* START RECORDED DATA *

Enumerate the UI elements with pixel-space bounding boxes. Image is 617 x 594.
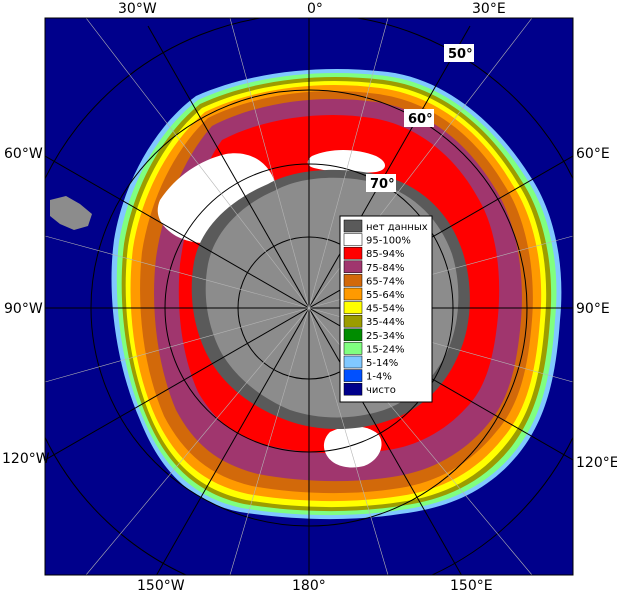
legend-swatch (343, 274, 363, 287)
lon-label-left-90w: 90°W (4, 301, 43, 317)
legend-label: 15-24% (366, 344, 405, 355)
grid-line (45, 235, 310, 309)
legend-label: 45-54% (366, 304, 405, 315)
lon-label-left-60w: 60°W (4, 146, 43, 162)
legend-label: чисто (366, 385, 396, 396)
grid-line (85, 307, 310, 575)
legend-label: 85-94% (366, 249, 405, 260)
legend-swatch (343, 382, 363, 396)
grid-line (308, 18, 389, 309)
grid-line (229, 307, 310, 575)
legend: нет данных 95-100% 85-94% 75-84% 65-74% 55-64… (339, 215, 433, 403)
lat-label-60: 60° (408, 112, 433, 127)
legend-label: 25-34% (366, 331, 405, 342)
lat-label-bg-60 (404, 109, 434, 127)
legend-label: 1-4% (366, 372, 392, 383)
south-america-tip (50, 196, 92, 230)
lon-label-left-120w: 120°W (2, 451, 50, 467)
lon-label-bottom-150w: 150°W (137, 578, 185, 594)
lon-label-right-120e: 120°E (576, 455, 617, 471)
grid-line (229, 18, 310, 309)
lon-label-right-90e: 90°E (576, 301, 610, 317)
legend-label: 35-44% (366, 317, 405, 328)
legend-swatch (343, 328, 363, 342)
legend-swatch (343, 219, 363, 233)
map-frame (44, 17, 574, 576)
legend-swatch (343, 355, 363, 369)
grid-line (45, 307, 310, 383)
legend-swatch (343, 287, 363, 301)
grid-line (308, 307, 389, 575)
lat-label-bg-50 (444, 44, 474, 62)
legend-swatch (343, 314, 363, 328)
latitude-labels: 50° 60° 70° (366, 44, 474, 192)
legend-label: 65-74% (366, 276, 405, 287)
legend-swatch (343, 342, 363, 355)
lat-label-bg-70 (366, 174, 396, 192)
legend-swatch (343, 260, 363, 274)
ice-band-95-100-ross (323, 426, 382, 468)
lat-label-70: 70° (370, 177, 395, 192)
lon-label-top-0: 0° (307, 1, 323, 17)
grid-line (85, 18, 310, 309)
legend-label: нет данных (366, 222, 428, 233)
legend-swatch (343, 246, 363, 260)
lon-label-top-30w: 30°W (118, 1, 157, 17)
legend-swatch (343, 233, 363, 246)
lon-label-top-30e: 30°E (472, 1, 506, 17)
lon-label-bottom-180: 180° (292, 578, 326, 594)
legend-label: 55-64% (366, 290, 405, 301)
ice-band-95-100-shelf (307, 150, 385, 173)
lon-label-bottom-150e: 150°E (450, 578, 493, 594)
legend-label: 5-14% (366, 358, 398, 369)
lat-label-50: 50° (448, 47, 473, 62)
legend-label: 95-100% (366, 236, 411, 247)
legend-swatch (343, 301, 363, 314)
legend-label: 75-84% (366, 263, 405, 274)
lon-label-right-60e: 60°E (576, 146, 610, 162)
legend-swatch (343, 369, 363, 382)
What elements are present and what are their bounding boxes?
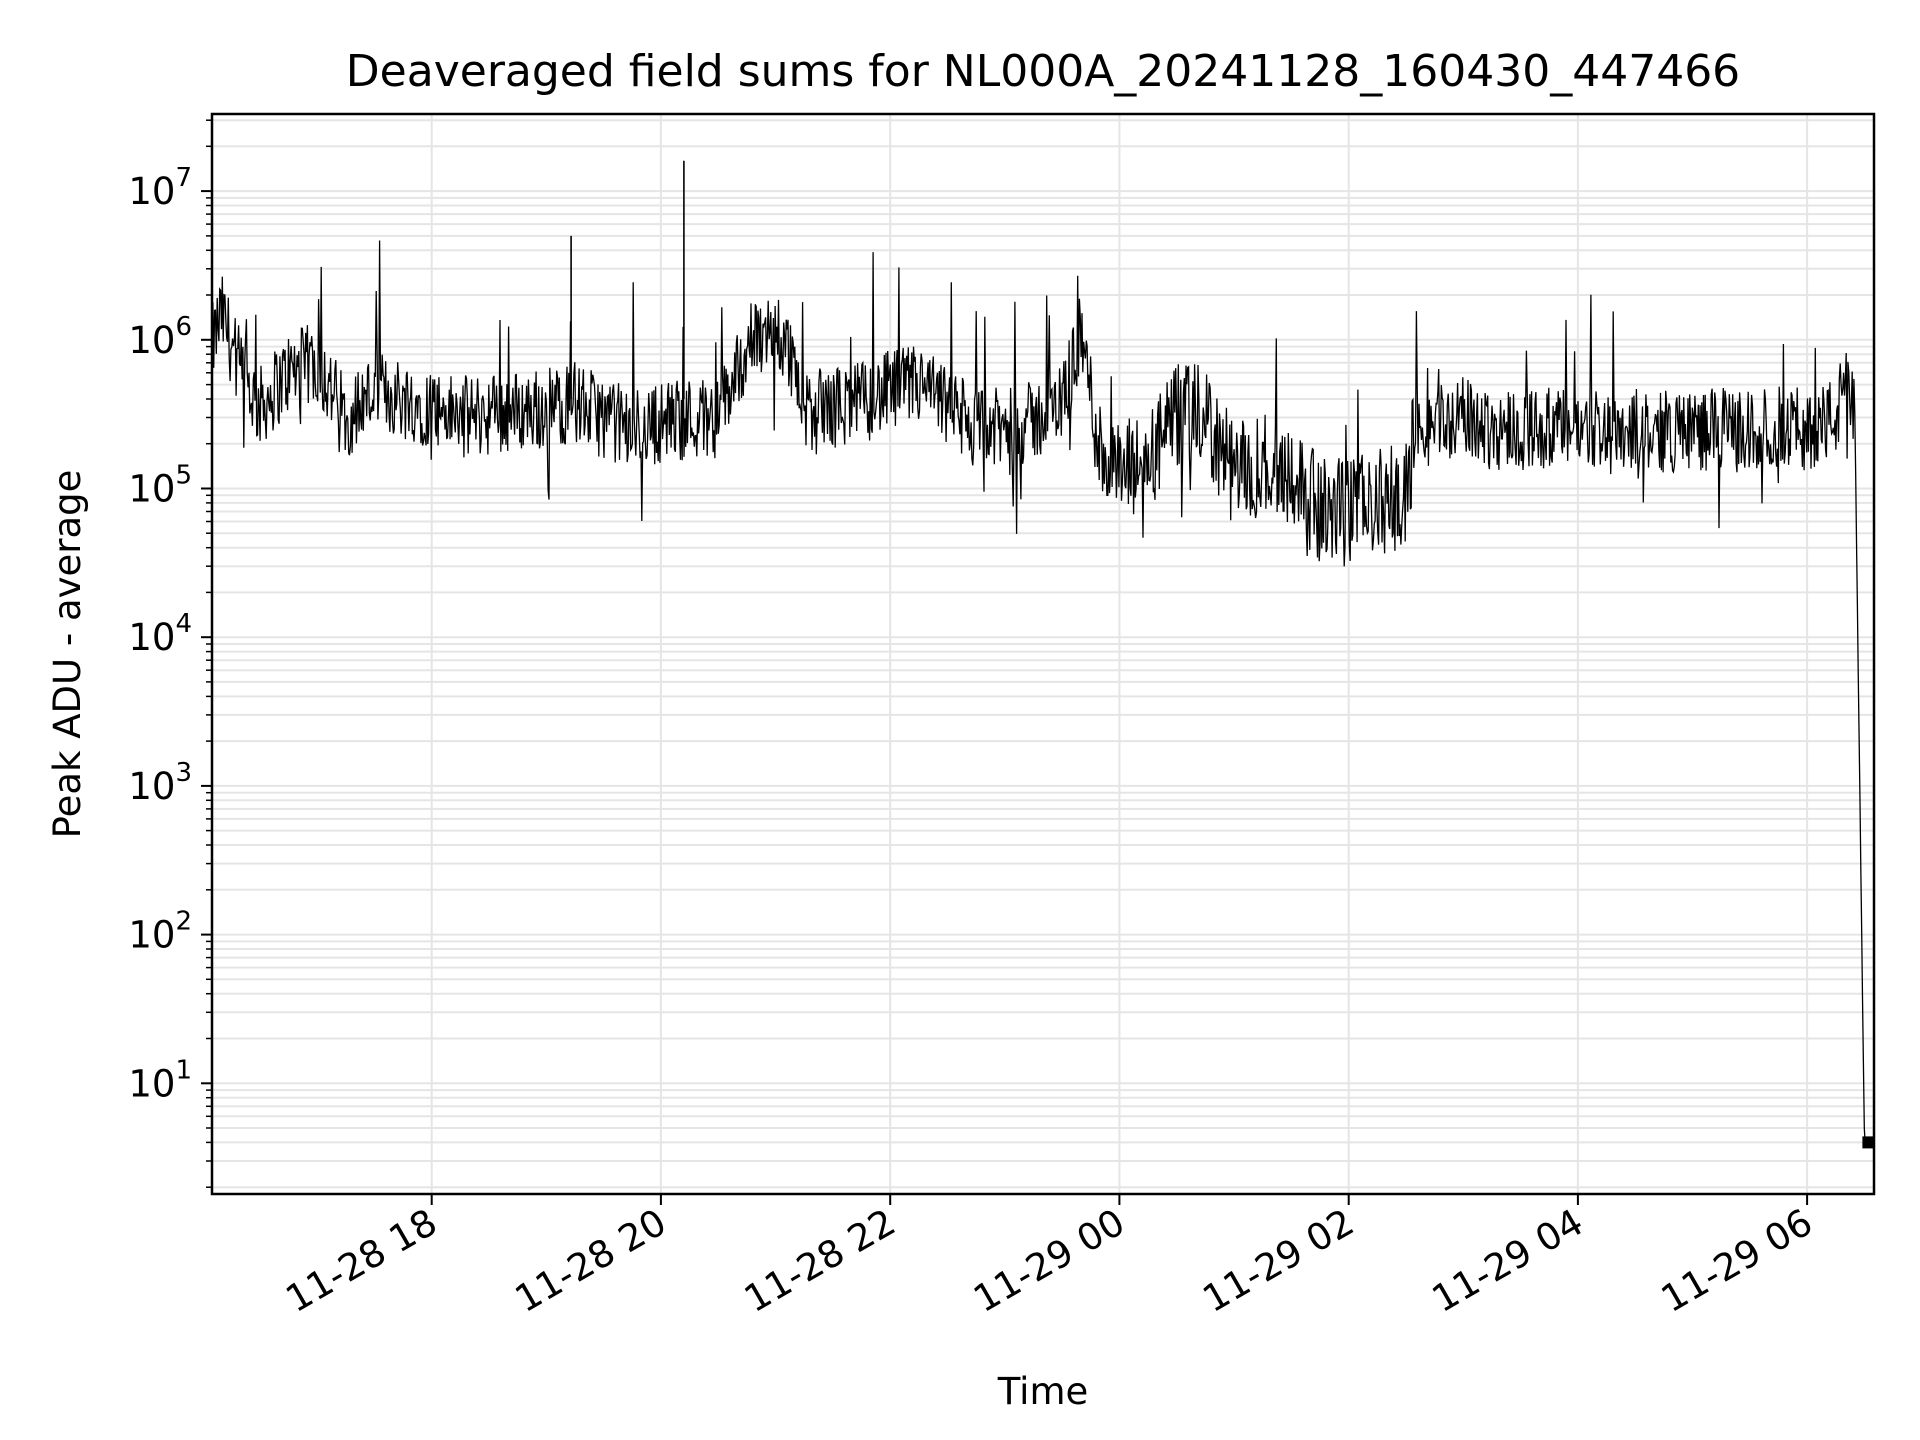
y-tick-label: 104: [128, 609, 192, 659]
series-path: [211, 240, 1874, 1144]
y-axis-label: Peak ADU - average: [46, 470, 89, 839]
grid: [212, 114, 1874, 1194]
plot-area-frame: [210, 112, 1876, 1196]
y-tick-label: 107: [128, 163, 192, 213]
y-tick-label: 105: [128, 461, 192, 511]
chart-title: Deaveraged field sums for NL000A_2024112…: [346, 46, 1740, 97]
x-axis-label: Time: [997, 1370, 1089, 1413]
series-line: [211, 160, 1874, 1149]
tail-marker: [1862, 1136, 1874, 1149]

* END RECORDED DATA *

■ PROBLEM DETAILS ■
Please reproduce every one of the lines above word for word, leaving out the pictures.

■ FINAL RESULT ■
Enumerate the UI elements with pixel-space bounding boxes. Image is 617 x 594.
legend-swatch (343, 274, 363, 287)
lon-label-left-90w: 90°W (4, 301, 43, 317)
legend-label: 15-24% (366, 344, 405, 355)
grid-line (45, 235, 310, 309)
legend-label: 45-54% (366, 304, 405, 315)
lon-label-left-60w: 60°W (4, 146, 43, 162)
legend-label: чисто (366, 385, 396, 396)
grid-line (85, 307, 310, 575)
legend-label: 85-94% (366, 249, 405, 260)
legend-swatch (343, 382, 363, 396)
grid-line (308, 18, 389, 309)
grid-line (229, 307, 310, 575)
legend: нет данных 95-100% 85-94% 75-84% 65-74% 55-64… (339, 215, 433, 403)
lat-label-60: 60° (408, 112, 433, 127)
legend-label: 25-34% (366, 331, 405, 342)
lat-label-bg-60 (404, 109, 434, 127)
legend-label: 1-4% (366, 372, 392, 383)
south-america-tip (50, 196, 92, 230)
lon-label-left-120w: 120°W (2, 451, 50, 467)
lon-label-bottom-150w: 150°W (137, 578, 185, 594)
lon-label-right-120e: 120°E (576, 455, 617, 471)
grid-line (229, 18, 310, 309)
lon-label-right-90e: 90°E (576, 301, 610, 317)
legend-label: 35-44% (366, 317, 405, 328)
legend-swatch (343, 328, 363, 342)
legend-swatch (343, 219, 363, 233)
map-frame (44, 17, 574, 576)
legend-swatch (343, 355, 363, 369)
grid-line (45, 307, 310, 383)
legend-swatch (343, 287, 363, 301)
grid-line (308, 307, 389, 575)
lat-label-bg-50 (444, 44, 474, 62)
legend-swatch (343, 314, 363, 328)
latitude-labels: 50° 60° 70° (366, 44, 474, 192)
legend-label: 65-74% (366, 276, 405, 287)
legend-swatch (343, 342, 363, 355)
lat-label-bg-70 (366, 174, 396, 192)
legend-swatch (343, 260, 363, 274)
ice-band-95-100-ross (323, 426, 382, 468)
lat-label-70: 70° (370, 177, 395, 192)
lon-label-top-0: 0° (307, 1, 323, 17)
grid-line (85, 18, 310, 309)
legend-label: нет данных (366, 222, 428, 233)
legend-swatch (343, 246, 363, 260)
lon-label-top-30w: 30°W (118, 1, 157, 17)
legend-swatch (343, 233, 363, 246)
lon-label-top-30e: 30°E (472, 1, 506, 17)
lon-label-bottom-180: 180° (292, 578, 326, 594)
legend-label: 55-64% (366, 290, 405, 301)
ice-band-95-100-shelf (307, 150, 385, 173)
lon-label-bottom-150e: 150°E (450, 578, 493, 594)
legend-label: 5-14% (366, 358, 398, 369)
lat-label-50: 50° (448, 47, 473, 62)
legend-label: 95-100% (366, 236, 411, 247)
legend-swatch (343, 301, 363, 314)
legend-label: 75-84% (366, 263, 405, 274)
lon-label-right-60e: 60°E (576, 146, 610, 162)
legend-swatch (343, 369, 363, 382)
What elements are present and what are their bounding boxes?
y-tick-label: 104: [128, 609, 192, 659]
series-path: [211, 240, 1874, 1144]
y-axis-label: Peak ADU - average: [46, 470, 89, 839]
grid: [212, 114, 1874, 1194]
plot-area-frame: [210, 112, 1876, 1196]
y-tick-label: 107: [128, 163, 192, 213]
y-tick-label: 105: [128, 461, 192, 511]
chart-title: Deaveraged field sums for NL000A_2024112…: [346, 46, 1740, 97]
x-axis-label: Time: [997, 1370, 1089, 1413]
series-line: [211, 160, 1874, 1149]
tail-marker: [1862, 1136, 1874, 1149]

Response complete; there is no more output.